[WHAT THIS TASK INVOLVES] Return a copy of each line that holds the string "Service".

*** EXERCISE MATERIAL

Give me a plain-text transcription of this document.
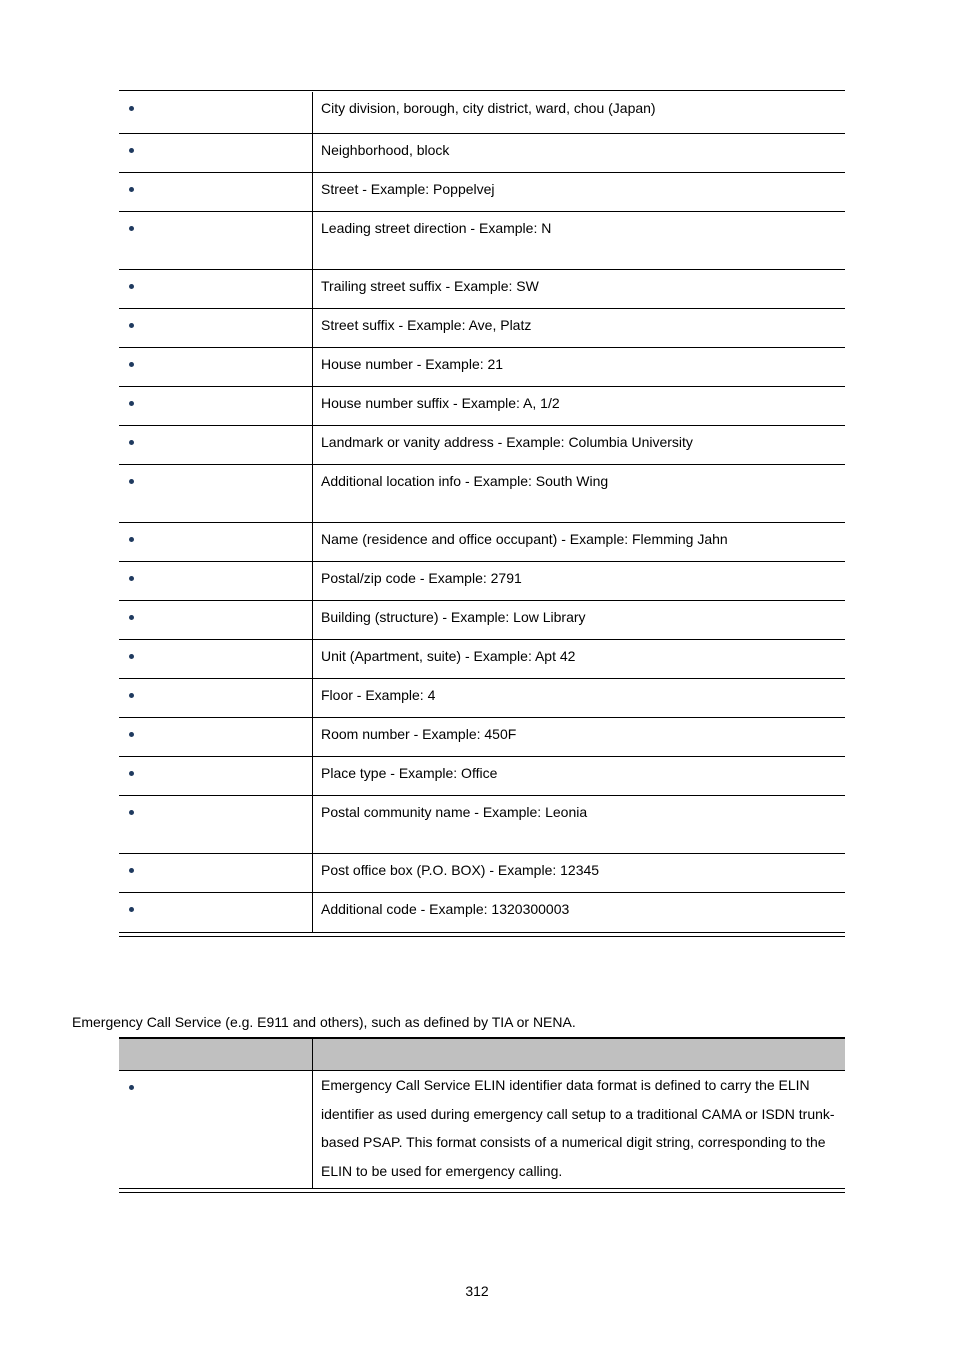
City division, borough, city district, ward, chou (Japan)
Neighborhood, block
Street - Example: Poppelvej
Leading street direction - Example: N
Trailing street suffix - Example: SW
Street suffix - Example: Ave, Platz
House number - Example: 21
House number suffix - Example: A, 1/2
Landmark or vanity address - Example: Columbia University
Additional location info - Example: South Wing
Name (residence and office occupant) - Example: Flemming Jahn
Postal/zip code - Example: 2791
Building (structure) - Example: Low Library
Unit (Apartment, suite) - Example: Apt 42
Floor - Example: 4
Room number - Example: 450F
Place type - Example: Office
Postal community name - Example: Leonia
Post office box (P.O. BOX) - Example: 12345
Additional code - Example: 1320300003
Emergency Call Service (e.g. E911 and others), such as defined by TIA or NENA.
Emergency Call Service ELIN identifier data format is defined to carry the ELIN identifier as used during emergency call setup to a traditional CAMA or ISDN trunk-based PSAP. This format consists of a numerical digit string, corresponding to the ELIN to be used for emergency calling.
312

******

[SOLUTION]
Emergency Call Service (e.g. E911 and others), such as defined by TIA or NENA.
Emergency Call Service ELIN identifier data format is defined to carry the ELIN identifier as used during emergency call setup to a traditional CAMA or ISDN trunk-based PSAP. This format consists of a numerical digit string, corresponding to the ELIN to be used for emergency calling.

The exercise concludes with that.